Dataset entries on figures:
——

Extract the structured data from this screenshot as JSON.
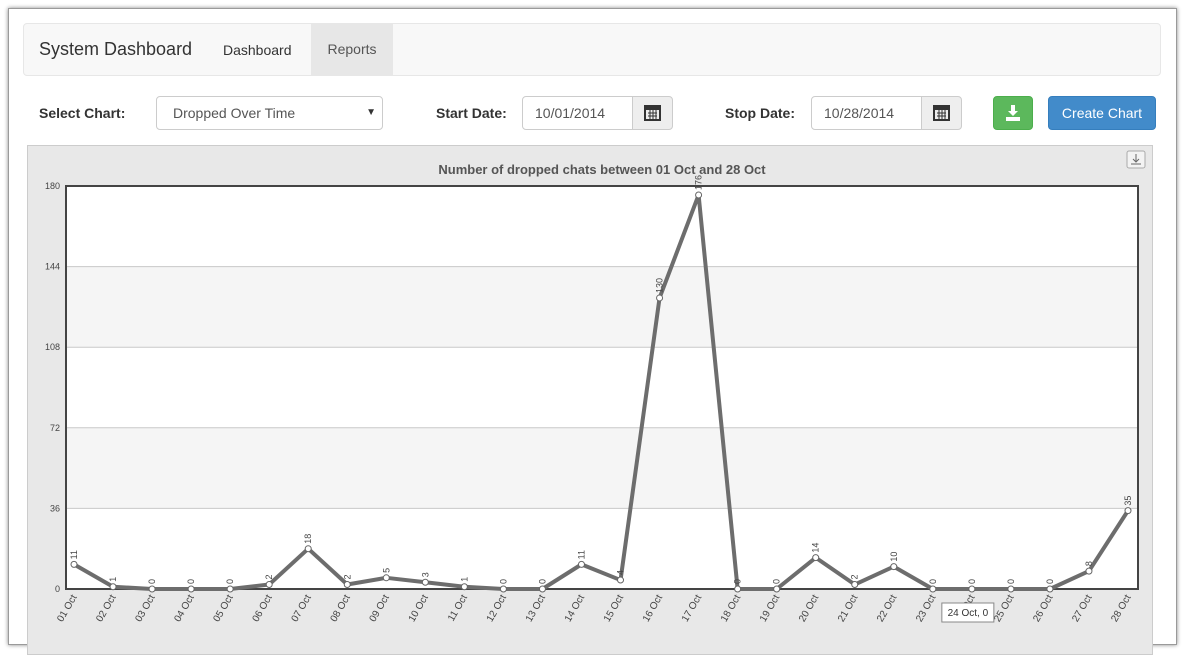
{
  "navbar": {
    "brand": "System Dashboard",
    "items": [
      "Dashboard",
      "Reports"
    ]
  },
  "form": {
    "select_label": "Select Chart:",
    "select_value": "Dropped Over Time",
    "start_label": "Start Date:",
    "start_value": "10/01/2014",
    "stop_label": "Stop Date:",
    "stop_value": "10/28/2014",
    "create_button": "Create Chart"
  },
  "chart_data": {
    "type": "line",
    "title": "Number of dropped chats between 01 Oct and 28 Oct",
    "categories": [
      "01 Oct",
      "02 Oct",
      "03 Oct",
      "04 Oct",
      "05 Oct",
      "06 Oct",
      "07 Oct",
      "08 Oct",
      "09 Oct",
      "10 Oct",
      "11 Oct",
      "12 Oct",
      "13 Oct",
      "14 Oct",
      "15 Oct",
      "16 Oct",
      "17 Oct",
      "18 Oct",
      "19 Oct",
      "20 Oct",
      "21 Oct",
      "22 Oct",
      "23 Oct",
      "24 Oct",
      "25 Oct",
      "26 Oct",
      "27 Oct",
      "28 Oct"
    ],
    "values": [
      11,
      1,
      0,
      0,
      0,
      2,
      18,
      2,
      5,
      3,
      1,
      0,
      0,
      11,
      4,
      130,
      176,
      0,
      0,
      14,
      2,
      10,
      0,
      0,
      0,
      0,
      8,
      35
    ],
    "color": "#6d6d6d",
    "ylim": [
      0,
      180
    ],
    "yticks": [
      0,
      36,
      72,
      108,
      144,
      180
    ],
    "grid": true,
    "tooltip": "24 Oct, 0"
  }
}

——

## GIVEN EXERCISE
Quote the preceding records in their entirety, excluding every picture.

## FINAL ANSWER
Extract the structured data from this screenshot as JSON.
{
  "navbar": {
    "brand": "System Dashboard",
    "items": [
      "Dashboard",
      "Reports"
    ]
  },
  "form": {
    "select_label": "Select Chart:",
    "select_value": "Dropped Over Time",
    "start_label": "Start Date:",
    "start_value": "10/01/2014",
    "stop_label": "Stop Date:",
    "stop_value": "10/28/2014",
    "create_button": "Create Chart"
  },
  "chart_data": {
    "type": "line",
    "title": "Number of dropped chats between 01 Oct and 28 Oct",
    "categories": [
      "01 Oct",
      "02 Oct",
      "03 Oct",
      "04 Oct",
      "05 Oct",
      "06 Oct",
      "07 Oct",
      "08 Oct",
      "09 Oct",
      "10 Oct",
      "11 Oct",
      "12 Oct",
      "13 Oct",
      "14 Oct",
      "15 Oct",
      "16 Oct",
      "17 Oct",
      "18 Oct",
      "19 Oct",
      "20 Oct",
      "21 Oct",
      "22 Oct",
      "23 Oct",
      "24 Oct",
      "25 Oct",
      "26 Oct",
      "27 Oct",
      "28 Oct"
    ],
    "values": [
      11,
      1,
      0,
      0,
      0,
      2,
      18,
      2,
      5,
      3,
      1,
      0,
      0,
      11,
      4,
      130,
      176,
      0,
      0,
      14,
      2,
      10,
      0,
      0,
      0,
      0,
      8,
      35
    ],
    "color": "#6d6d6d",
    "ylim": [
      0,
      180
    ],
    "yticks": [
      0,
      36,
      72,
      108,
      144,
      180
    ],
    "grid": true,
    "tooltip": "24 Oct, 0"
  }
}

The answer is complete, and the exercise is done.